··· DATA FOR THE TASK

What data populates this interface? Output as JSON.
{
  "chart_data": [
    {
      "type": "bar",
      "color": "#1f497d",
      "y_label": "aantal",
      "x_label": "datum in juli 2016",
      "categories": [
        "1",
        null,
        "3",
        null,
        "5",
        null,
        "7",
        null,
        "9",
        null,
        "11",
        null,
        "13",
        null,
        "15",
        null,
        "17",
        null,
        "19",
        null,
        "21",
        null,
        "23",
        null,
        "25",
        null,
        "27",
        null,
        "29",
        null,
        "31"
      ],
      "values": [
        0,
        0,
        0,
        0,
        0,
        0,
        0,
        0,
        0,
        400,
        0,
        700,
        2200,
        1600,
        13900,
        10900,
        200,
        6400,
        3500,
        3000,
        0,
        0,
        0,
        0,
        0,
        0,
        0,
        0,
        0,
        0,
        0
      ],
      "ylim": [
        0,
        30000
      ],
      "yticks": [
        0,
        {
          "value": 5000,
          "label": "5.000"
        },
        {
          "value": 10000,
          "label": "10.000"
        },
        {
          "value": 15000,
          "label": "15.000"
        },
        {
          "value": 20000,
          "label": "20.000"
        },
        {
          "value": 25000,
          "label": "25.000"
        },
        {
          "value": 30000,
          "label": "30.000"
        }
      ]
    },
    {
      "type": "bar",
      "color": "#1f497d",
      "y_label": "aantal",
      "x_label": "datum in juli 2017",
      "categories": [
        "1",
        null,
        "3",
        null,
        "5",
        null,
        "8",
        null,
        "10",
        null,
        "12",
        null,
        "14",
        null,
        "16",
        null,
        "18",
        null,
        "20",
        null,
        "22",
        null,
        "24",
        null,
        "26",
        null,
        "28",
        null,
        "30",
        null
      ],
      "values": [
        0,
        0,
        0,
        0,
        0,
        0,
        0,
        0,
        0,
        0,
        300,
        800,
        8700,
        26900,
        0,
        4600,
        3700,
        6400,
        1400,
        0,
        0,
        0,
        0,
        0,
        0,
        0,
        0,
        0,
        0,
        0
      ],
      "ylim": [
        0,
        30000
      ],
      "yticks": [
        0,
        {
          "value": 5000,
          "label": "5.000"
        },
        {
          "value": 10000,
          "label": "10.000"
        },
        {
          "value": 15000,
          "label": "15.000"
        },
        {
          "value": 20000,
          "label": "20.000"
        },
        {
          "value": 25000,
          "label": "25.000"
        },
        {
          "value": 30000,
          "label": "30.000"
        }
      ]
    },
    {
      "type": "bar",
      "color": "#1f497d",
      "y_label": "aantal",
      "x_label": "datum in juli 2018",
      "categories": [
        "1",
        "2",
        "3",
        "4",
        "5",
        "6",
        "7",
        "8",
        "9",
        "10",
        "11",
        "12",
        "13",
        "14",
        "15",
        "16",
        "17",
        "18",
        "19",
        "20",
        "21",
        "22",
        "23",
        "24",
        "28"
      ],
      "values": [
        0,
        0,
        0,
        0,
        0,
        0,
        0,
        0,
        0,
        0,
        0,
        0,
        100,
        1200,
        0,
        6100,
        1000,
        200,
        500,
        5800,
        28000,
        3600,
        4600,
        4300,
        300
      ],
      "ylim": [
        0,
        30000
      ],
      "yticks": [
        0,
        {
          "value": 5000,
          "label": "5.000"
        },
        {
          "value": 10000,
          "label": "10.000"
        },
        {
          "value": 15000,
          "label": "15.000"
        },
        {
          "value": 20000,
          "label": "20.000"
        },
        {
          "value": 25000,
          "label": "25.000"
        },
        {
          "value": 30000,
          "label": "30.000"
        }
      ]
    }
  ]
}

······

*INSTRUCTIONS TO FOLLOW*.
Retype the entries exactly, including every line.

*ANSWER TO THIS PROBLEM*.
What data populates this interface? Output as JSON.
{
  "chart_data": [
    {
      "type": "bar",
      "color": "#1f497d",
      "y_label": "aantal",
      "x_label": "datum in juli 2016",
      "categories": [
        "1",
        null,
        "3",
        null,
        "5",
        null,
        "7",
        null,
        "9",
        null,
        "11",
        null,
        "13",
        null,
        "15",
        null,
        "17",
        null,
        "19",
        null,
        "21",
        null,
        "23",
        null,
        "25",
        null,
        "27",
        null,
        "29",
        null,
        "31"
      ],
      "values": [
        0,
        0,
        0,
        0,
        0,
        0,
        0,
        0,
        0,
        400,
        0,
        700,
        2200,
        1600,
        13900,
        10900,
        200,
        6400,
        3500,
        3000,
        0,
        0,
        0,
        0,
        0,
        0,
        0,
        0,
        0,
        0,
        0
      ],
      "ylim": [
        0,
        30000
      ],
      "yticks": [
        0,
        {
          "value": 5000,
          "label": "5.000"
        },
        {
          "value": 10000,
          "label": "10.000"
        },
        {
          "value": 15000,
          "label": "15.000"
        },
        {
          "value": 20000,
          "label": "20.000"
        },
        {
          "value": 25000,
          "label": "25.000"
        },
        {
          "value": 30000,
          "label": "30.000"
        }
      ]
    },
    {
      "type": "bar",
      "color": "#1f497d",
      "y_label": "aantal",
      "x_label": "datum in juli 2017",
      "categories": [
        "1",
        null,
        "3",
        null,
        "5",
        null,
        "8",
        null,
        "10",
        null,
        "12",
        null,
        "14",
        null,
        "16",
        null,
        "18",
        null,
        "20",
        null,
        "22",
        null,
        "24",
        null,
        "26",
        null,
        "28",
        null,
        "30",
        null
      ],
      "values": [
        0,
        0,
        0,
        0,
        0,
        0,
        0,
        0,
        0,
        0,
        300,
        800,
        8700,
        26900,
        0,
        4600,
        3700,
        6400,
        1400,
        0,
        0,
        0,
        0,
        0,
        0,
        0,
        0,
        0,
        0,
        0
      ],
      "ylim": [
        0,
        30000
      ],
      "yticks": [
        0,
        {
          "value": 5000,
          "label": "5.000"
        },
        {
          "value": 10000,
          "label": "10.000"
        },
        {
          "value": 15000,
          "label": "15.000"
        },
        {
          "value": 20000,
          "label": "20.000"
        },
        {
          "value": 25000,
          "label": "25.000"
        },
        {
          "value": 30000,
          "label": "30.000"
        }
      ]
    },
    {
      "type": "bar",
      "color": "#1f497d",
      "y_label": "aantal",
      "x_label": "datum in juli 2018",
      "categories": [
        "1",
        "2",
        "3",
        "4",
        "5",
        "6",
        "7",
        "8",
        "9",
        "10",
        "11",
        "12",
        "13",
        "14",
        "15",
        "16",
        "17",
        "18",
        "19",
        "20",
        "21",
        "22",
        "23",
        "24",
        "28"
      ],
      "values": [
        0,
        0,
        0,
        0,
        0,
        0,
        0,
        0,
        0,
        0,
        0,
        0,
        100,
        1200,
        0,
        6100,
        1000,
        200,
        500,
        5800,
        28000,
        3600,
        4600,
        4300,
        300
      ],
      "ylim": [
        0,
        30000
      ],
      "yticks": [
        0,
        {
          "value": 5000,
          "label": "5.000"
        },
        {
          "value": 10000,
          "label": "10.000"
        },
        {
          "value": 15000,
          "label": "15.000"
        },
        {
          "value": 20000,
          "label": "20.000"
        },
        {
          "value": 25000,
          "label": "25.000"
        },
        {
          "value": 30000,
          "label": "30.000"
        }
      ]
    }
  ]
}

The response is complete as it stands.